--- Requirements ---
Print each line of the listing once more, precisely as given.

(Stored records)
* * *

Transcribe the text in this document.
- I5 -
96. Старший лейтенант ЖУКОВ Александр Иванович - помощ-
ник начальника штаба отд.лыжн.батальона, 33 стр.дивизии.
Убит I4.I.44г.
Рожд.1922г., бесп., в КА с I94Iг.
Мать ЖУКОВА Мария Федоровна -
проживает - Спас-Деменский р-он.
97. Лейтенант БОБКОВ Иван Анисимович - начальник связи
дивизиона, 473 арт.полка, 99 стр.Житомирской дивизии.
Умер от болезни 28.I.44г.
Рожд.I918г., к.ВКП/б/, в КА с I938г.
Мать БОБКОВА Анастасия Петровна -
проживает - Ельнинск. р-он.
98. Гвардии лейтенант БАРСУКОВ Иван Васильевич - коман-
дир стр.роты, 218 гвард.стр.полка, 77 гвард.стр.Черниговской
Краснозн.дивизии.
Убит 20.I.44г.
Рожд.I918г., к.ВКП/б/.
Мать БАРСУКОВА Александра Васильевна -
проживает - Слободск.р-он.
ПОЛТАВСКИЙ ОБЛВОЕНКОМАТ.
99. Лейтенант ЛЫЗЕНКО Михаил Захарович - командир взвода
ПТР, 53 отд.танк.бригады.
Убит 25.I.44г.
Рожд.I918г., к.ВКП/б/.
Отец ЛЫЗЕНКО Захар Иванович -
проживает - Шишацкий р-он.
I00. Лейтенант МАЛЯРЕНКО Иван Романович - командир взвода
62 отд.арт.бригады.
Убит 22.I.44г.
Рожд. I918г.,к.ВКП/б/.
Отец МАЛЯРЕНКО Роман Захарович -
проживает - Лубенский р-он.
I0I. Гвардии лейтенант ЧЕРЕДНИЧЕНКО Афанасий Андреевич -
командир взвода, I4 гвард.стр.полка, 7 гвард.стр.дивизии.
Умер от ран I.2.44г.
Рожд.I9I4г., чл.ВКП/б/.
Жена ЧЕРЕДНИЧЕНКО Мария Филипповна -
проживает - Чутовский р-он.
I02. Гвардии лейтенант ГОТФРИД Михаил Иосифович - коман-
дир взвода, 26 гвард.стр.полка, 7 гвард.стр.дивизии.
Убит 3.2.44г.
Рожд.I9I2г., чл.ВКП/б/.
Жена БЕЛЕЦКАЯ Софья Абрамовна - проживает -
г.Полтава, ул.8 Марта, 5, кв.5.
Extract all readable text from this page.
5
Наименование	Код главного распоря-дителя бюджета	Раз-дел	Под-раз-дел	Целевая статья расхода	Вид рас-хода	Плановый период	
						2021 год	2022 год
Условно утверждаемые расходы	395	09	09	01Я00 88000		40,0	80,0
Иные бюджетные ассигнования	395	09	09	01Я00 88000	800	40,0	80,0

* * *

--- Complete answer ---
Transcribe the text in this document.
- I5 -
96. Старший лейтенант ЖУКОВ Александр Иванович - помощ-
ник начальника штаба отд.лыжн.батальона, 33 стр.дивизии.
Убит I4.I.44г.
Рожд.1922г., бесп., в КА с I94Iг.
Мать ЖУКОВА Мария Федоровна -
проживает - Спас-Деменский р-он.
97. Лейтенант БОБКОВ Иван Анисимович - начальник связи
дивизиона, 473 арт.полка, 99 стр.Житомирской дивизии.
Умер от болезни 28.I.44г.
Рожд.I918г., к.ВКП/б/, в КА с I938г.
Мать БОБКОВА Анастасия Петровна -
проживает - Ельнинск. р-он.
98. Гвардии лейтенант БАРСУКОВ Иван Васильевич - коман-
дир стр.роты, 218 гвард.стр.полка, 77 гвард.стр.Черниговской
Краснозн.дивизии.
Убит 20.I.44г.
Рожд.I918г., к.ВКП/б/.
Мать БАРСУКОВА Александра Васильевна -
проживает - Слободск.р-он.
ПОЛТАВСКИЙ ОБЛВОЕНКОМАТ.
99. Лейтенант ЛЫЗЕНКО Михаил Захарович - командир взвода
ПТР, 53 отд.танк.бригады.
Убит 25.I.44г.
Рожд.I918г., к.ВКП/б/.
Отец ЛЫЗЕНКО Захар Иванович -
проживает - Шишацкий р-он.
I00. Лейтенант МАЛЯРЕНКО Иван Романович - командир взвода
62 отд.арт.бригады.
Убит 22.I.44г.
Рожд. I918г.,к.ВКП/б/.
Отец МАЛЯРЕНКО Роман Захарович -
проживает - Лубенский р-он.
I0I. Гвардии лейтенант ЧЕРЕДНИЧЕНКО Афанасий Андреевич -
командир взвода, I4 гвард.стр.полка, 7 гвард.стр.дивизии.
Умер от ран I.2.44г.
Рожд.I9I4г., чл.ВКП/б/.
Жена ЧЕРЕДНИЧЕНКО Мария Филипповна -
проживает - Чутовский р-он.
I02. Гвардии лейтенант ГОТФРИД Михаил Иосифович - коман-
дир взвода, 26 гвард.стр.полка, 7 гвард.стр.дивизии.
Убит 3.2.44г.
Рожд.I9I2г., чл.ВКП/б/.
Жена БЕЛЕЦКАЯ Софья Абрамовна - проживает -
г.Полтава, ул.8 Марта, 5, кв.5.
Extract all readable text from this page.
5
Наименование	Код главного распоря-дителя бюджета	Раз-дел	Под-раз-дел	Целевая статья расхода	Вид рас-хода	Плановый период	
						2021 год	2022 год
Условно утверждаемые расходы	395	09	09	01Я00 88000		40,0	80,0
Иные бюджетные ассигнования	395	09	09	01Я00 88000	800	40,0	80,0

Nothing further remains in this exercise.